- _What is expected_
Copy every line of the listing that holds the string "JSON".

━━━━━━━━━━━━━━━━━━━━━━━━━━━━━━

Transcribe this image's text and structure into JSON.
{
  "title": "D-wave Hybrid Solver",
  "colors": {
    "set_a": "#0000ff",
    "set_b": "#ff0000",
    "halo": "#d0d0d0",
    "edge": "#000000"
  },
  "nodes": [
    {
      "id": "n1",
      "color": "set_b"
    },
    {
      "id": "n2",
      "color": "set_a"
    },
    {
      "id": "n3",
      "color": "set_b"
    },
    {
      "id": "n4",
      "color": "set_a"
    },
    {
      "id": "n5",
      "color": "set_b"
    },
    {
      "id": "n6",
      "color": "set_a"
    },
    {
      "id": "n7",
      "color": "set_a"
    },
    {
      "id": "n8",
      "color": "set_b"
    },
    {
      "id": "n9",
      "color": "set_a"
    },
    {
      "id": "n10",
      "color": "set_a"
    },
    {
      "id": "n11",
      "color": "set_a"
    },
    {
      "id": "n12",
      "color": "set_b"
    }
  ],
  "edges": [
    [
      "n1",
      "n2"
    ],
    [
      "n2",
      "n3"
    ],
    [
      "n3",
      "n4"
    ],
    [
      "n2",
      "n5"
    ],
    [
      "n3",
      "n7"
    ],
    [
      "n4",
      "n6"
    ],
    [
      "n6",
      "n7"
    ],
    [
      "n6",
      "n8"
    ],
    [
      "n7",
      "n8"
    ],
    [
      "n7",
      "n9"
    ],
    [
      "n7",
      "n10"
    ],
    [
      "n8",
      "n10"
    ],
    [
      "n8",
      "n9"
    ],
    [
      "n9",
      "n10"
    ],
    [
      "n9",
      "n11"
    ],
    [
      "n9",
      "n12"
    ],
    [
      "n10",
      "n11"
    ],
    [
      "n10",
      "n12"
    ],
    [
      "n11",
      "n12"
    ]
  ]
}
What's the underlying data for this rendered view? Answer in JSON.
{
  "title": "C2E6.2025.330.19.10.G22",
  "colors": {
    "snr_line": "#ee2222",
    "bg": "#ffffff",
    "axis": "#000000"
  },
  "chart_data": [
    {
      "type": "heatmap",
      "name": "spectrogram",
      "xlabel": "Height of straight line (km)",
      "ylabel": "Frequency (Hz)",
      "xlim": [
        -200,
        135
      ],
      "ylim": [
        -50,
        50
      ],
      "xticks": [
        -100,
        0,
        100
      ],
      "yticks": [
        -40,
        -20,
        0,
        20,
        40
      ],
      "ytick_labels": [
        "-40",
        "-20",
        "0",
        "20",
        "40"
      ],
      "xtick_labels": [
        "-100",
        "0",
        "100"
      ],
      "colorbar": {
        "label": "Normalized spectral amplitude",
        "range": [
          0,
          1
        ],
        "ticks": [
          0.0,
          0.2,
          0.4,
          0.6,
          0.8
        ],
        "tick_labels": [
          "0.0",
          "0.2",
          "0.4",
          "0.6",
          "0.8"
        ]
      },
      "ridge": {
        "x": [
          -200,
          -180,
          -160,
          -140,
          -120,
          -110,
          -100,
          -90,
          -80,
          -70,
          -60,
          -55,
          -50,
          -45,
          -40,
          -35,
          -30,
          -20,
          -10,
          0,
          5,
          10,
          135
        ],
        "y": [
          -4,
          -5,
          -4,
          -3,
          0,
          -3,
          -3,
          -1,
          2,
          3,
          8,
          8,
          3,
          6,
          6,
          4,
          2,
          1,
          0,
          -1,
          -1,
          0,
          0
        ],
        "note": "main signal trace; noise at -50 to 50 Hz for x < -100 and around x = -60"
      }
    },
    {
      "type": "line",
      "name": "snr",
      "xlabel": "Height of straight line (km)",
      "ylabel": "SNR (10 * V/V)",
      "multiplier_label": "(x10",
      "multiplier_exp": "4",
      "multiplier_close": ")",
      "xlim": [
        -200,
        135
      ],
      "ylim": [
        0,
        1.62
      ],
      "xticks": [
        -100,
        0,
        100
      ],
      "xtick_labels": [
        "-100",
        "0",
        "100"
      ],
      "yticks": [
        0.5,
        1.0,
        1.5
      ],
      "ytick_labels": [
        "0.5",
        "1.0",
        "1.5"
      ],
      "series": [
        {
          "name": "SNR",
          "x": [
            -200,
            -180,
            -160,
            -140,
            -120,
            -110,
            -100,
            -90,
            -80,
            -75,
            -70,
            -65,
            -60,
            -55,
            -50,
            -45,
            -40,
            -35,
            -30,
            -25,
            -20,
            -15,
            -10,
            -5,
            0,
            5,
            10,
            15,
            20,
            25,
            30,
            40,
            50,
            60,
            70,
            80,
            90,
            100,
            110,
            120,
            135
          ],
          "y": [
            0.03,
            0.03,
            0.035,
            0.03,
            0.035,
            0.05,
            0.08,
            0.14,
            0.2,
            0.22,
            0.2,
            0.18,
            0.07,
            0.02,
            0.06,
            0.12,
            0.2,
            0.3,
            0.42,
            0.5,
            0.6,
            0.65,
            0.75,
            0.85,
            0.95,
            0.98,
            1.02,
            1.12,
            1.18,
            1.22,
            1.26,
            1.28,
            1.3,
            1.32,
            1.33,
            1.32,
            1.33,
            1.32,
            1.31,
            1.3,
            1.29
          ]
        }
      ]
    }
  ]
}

━━━━━━━━━━━━━━━━━━━━━━━━━━━━━━

- _Answer below_
Transcribe this image's text and structure into JSON.
What's the underlying data for this rendered view? Answer in JSON.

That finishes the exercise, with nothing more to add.